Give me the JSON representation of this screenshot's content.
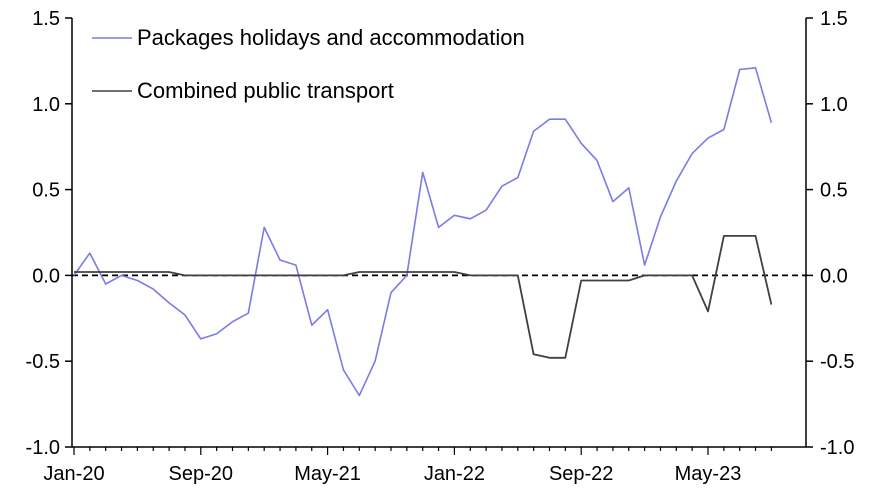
{
  "chart_data": {
    "type": "line",
    "title": "",
    "xlabel": "",
    "ylabel": "",
    "ylim": [
      -1.0,
      1.5
    ],
    "y_ticks": [
      "1.5",
      "1.0",
      "0.5",
      "0.0",
      "-0.5",
      "-1.0"
    ],
    "y_ticks_right": [
      "1.5",
      "1.0",
      "0.5",
      "0.0",
      "-0.5",
      "-1.0"
    ],
    "x_tick_labels": [
      "Jan-20",
      "Sep-20",
      "May-21",
      "Jan-22",
      "Sep-22",
      "May-23"
    ],
    "x_tick_months": [
      0,
      8,
      16,
      24,
      32,
      40
    ],
    "reference_line": 0,
    "legend_position": "top-left",
    "grid": false,
    "series": [
      {
        "name": "Packages holidays and accommodation",
        "color": "#7b7be6",
        "values": [
          0.0,
          0.13,
          -0.05,
          0.0,
          -0.03,
          -0.08,
          -0.16,
          -0.23,
          -0.37,
          -0.34,
          -0.27,
          -0.22,
          0.28,
          0.09,
          0.06,
          -0.29,
          -0.2,
          -0.55,
          -0.7,
          -0.5,
          -0.1,
          0.0,
          0.6,
          0.28,
          0.35,
          0.33,
          0.38,
          0.52,
          0.57,
          0.84,
          0.91,
          0.91,
          0.77,
          0.67,
          0.43,
          0.51,
          0.06,
          0.34,
          0.55,
          0.71,
          0.8,
          0.85,
          1.2,
          1.21,
          0.89
        ]
      },
      {
        "name": "Combined public transport",
        "color": "#404040",
        "values": [
          0.02,
          0.02,
          0.02,
          0.02,
          0.02,
          0.02,
          0.02,
          0.0,
          0.0,
          0.0,
          0.0,
          0.0,
          0.0,
          0.0,
          0.0,
          0.0,
          0.0,
          0.0,
          0.02,
          0.02,
          0.02,
          0.02,
          0.02,
          0.02,
          0.02,
          0.0,
          0.0,
          0.0,
          0.0,
          -0.46,
          -0.48,
          -0.48,
          -0.03,
          -0.03,
          -0.03,
          -0.03,
          0.0,
          0.0,
          0.0,
          0.0,
          -0.21,
          0.23,
          0.23,
          0.23,
          -0.17
        ]
      }
    ]
  }
}
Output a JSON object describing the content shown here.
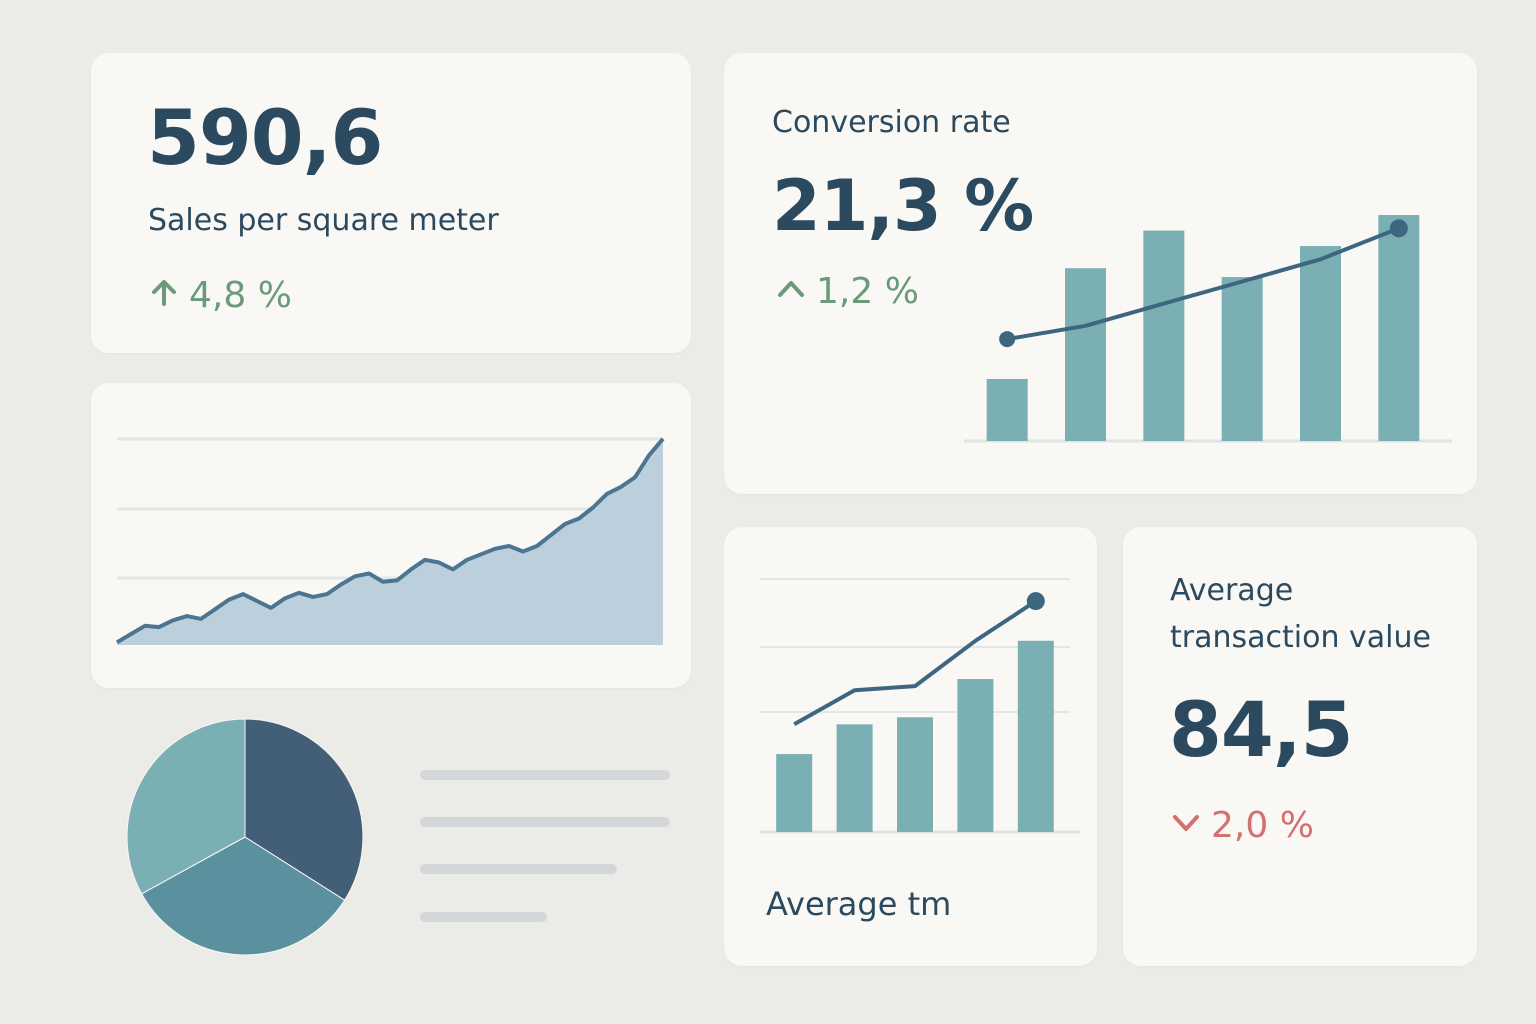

☆ ☆ ☆ ☆

Work to complete: In the material above, show every line where the word "content" turns up.

Reply to the exercise:
Give me the JSON representation of this screenshot's content.
Output a JSON object describing the content shown here.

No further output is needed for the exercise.